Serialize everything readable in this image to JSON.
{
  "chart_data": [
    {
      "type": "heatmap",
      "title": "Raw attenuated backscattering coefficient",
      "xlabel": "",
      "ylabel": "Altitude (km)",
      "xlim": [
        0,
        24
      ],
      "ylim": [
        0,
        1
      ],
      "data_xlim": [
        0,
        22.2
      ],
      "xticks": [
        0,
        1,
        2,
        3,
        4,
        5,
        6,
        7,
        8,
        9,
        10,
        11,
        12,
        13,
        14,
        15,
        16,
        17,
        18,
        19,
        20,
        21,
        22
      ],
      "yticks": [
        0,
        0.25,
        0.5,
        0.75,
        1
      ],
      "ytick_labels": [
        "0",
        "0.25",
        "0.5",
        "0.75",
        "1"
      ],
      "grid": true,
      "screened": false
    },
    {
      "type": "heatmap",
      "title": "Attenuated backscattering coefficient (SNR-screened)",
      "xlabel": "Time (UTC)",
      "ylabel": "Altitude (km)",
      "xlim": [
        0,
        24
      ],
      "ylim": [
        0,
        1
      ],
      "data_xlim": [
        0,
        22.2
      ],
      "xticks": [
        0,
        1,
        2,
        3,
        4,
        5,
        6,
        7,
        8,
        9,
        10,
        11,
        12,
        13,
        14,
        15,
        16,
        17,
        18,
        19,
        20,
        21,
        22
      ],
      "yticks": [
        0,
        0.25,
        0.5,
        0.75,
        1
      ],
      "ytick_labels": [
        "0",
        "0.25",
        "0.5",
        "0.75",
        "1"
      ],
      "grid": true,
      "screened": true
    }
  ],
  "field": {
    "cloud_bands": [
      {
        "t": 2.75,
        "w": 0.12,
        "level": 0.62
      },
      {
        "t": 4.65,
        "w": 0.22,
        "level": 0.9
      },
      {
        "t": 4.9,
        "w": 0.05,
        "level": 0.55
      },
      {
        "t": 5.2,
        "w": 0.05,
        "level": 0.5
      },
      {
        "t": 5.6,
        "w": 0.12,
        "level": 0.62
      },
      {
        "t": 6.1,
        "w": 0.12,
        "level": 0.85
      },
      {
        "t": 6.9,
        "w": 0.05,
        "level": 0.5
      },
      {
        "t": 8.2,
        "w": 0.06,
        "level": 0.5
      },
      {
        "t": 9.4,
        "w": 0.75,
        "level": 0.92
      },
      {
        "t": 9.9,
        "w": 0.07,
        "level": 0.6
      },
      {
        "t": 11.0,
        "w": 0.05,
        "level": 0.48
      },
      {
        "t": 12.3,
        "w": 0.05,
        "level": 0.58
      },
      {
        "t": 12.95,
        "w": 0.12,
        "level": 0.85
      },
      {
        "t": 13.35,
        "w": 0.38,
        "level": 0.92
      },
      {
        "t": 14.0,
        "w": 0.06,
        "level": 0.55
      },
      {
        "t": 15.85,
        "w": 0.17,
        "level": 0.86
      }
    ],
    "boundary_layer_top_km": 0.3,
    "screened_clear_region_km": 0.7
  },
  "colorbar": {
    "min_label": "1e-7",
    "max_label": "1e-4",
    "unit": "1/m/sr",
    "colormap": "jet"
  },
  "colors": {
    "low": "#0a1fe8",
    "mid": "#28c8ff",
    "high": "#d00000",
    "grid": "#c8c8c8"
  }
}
______
**What the task asks**
Reproduce the data, keeping every line exactly the same.

**Result**
Serialize everything readable in this image to JSON.
{
  "chart_data": [
    {
      "type": "heatmap",
      "title": "Raw attenuated backscattering coefficient",
      "xlabel": "",
      "ylabel": "Altitude (km)",
      "xlim": [
        0,
        24
      ],
      "ylim": [
        0,
        1
      ],
      "data_xlim": [
        0,
        22.2
      ],
      "xticks": [
        0,
        1,
        2,
        3,
        4,
        5,
        6,
        7,
        8,
        9,
        10,
        11,
        12,
        13,
        14,
        15,
        16,
        17,
        18,
        19,
        20,
        21,
        22
      ],
      "yticks": [
        0,
        0.25,
        0.5,
        0.75,
        1
      ],
      "ytick_labels": [
        "0",
        "0.25",
        "0.5",
        "0.75",
        "1"
      ],
      "grid": true,
      "screened": false
    },
    {
      "type": "heatmap",
      "title": "Attenuated backscattering coefficient (SNR-screened)",
      "xlabel": "Time (UTC)",
      "ylabel": "Altitude (km)",
      "xlim": [
        0,
        24
      ],
      "ylim": [
        0,
        1
      ],
      "data_xlim": [
        0,
        22.2
      ],
      "xticks": [
        0,
        1,
        2,
        3,
        4,
        5,
        6,
        7,
        8,
        9,
        10,
        11,
        12,
        13,
        14,
        15,
        16,
        17,
        18,
        19,
        20,
        21,
        22
      ],
      "yticks": [
        0,
        0.25,
        0.5,
        0.75,
        1
      ],
      "ytick_labels": [
        "0",
        "0.25",
        "0.5",
        "0.75",
        "1"
      ],
      "grid": true,
      "screened": true
    }
  ],
  "field": {
    "cloud_bands": [
      {
        "t": 2.75,
        "w": 0.12,
        "level": 0.62
      },
      {
        "t": 4.65,
        "w": 0.22,
        "level": 0.9
      },
      {
        "t": 4.9,
        "w": 0.05,
        "level": 0.55
      },
      {
        "t": 5.2,
        "w": 0.05,
        "level": 0.5
      },
      {
        "t": 5.6,
        "w": 0.12,
        "level": 0.62
      },
      {
        "t": 6.1,
        "w": 0.12,
        "level": 0.85
      },
      {
        "t": 6.9,
        "w": 0.05,
        "level": 0.5
      },
      {
        "t": 8.2,
        "w": 0.06,
        "level": 0.5
      },
      {
        "t": 9.4,
        "w": 0.75,
        "level": 0.92
      },
      {
        "t": 9.9,
        "w": 0.07,
        "level": 0.6
      },
      {
        "t": 11.0,
        "w": 0.05,
        "level": 0.48
      },
      {
        "t": 12.3,
        "w": 0.05,
        "level": 0.58
      },
      {
        "t": 12.95,
        "w": 0.12,
        "level": 0.85
      },
      {
        "t": 13.35,
        "w": 0.38,
        "level": 0.92
      },
      {
        "t": 14.0,
        "w": 0.06,
        "level": 0.55
      },
      {
        "t": 15.85,
        "w": 0.17,
        "level": 0.86
      }
    ],
    "boundary_layer_top_km": 0.3,
    "screened_clear_region_km": 0.7
  },
  "colorbar": {
    "min_label": "1e-7",
    "max_label": "1e-4",
    "unit": "1/m/sr",
    "colormap": "jet"
  },
  "colors": {
    "low": "#0a1fe8",
    "mid": "#28c8ff",
    "high": "#d00000",
    "grid": "#c8c8c8"
  }
}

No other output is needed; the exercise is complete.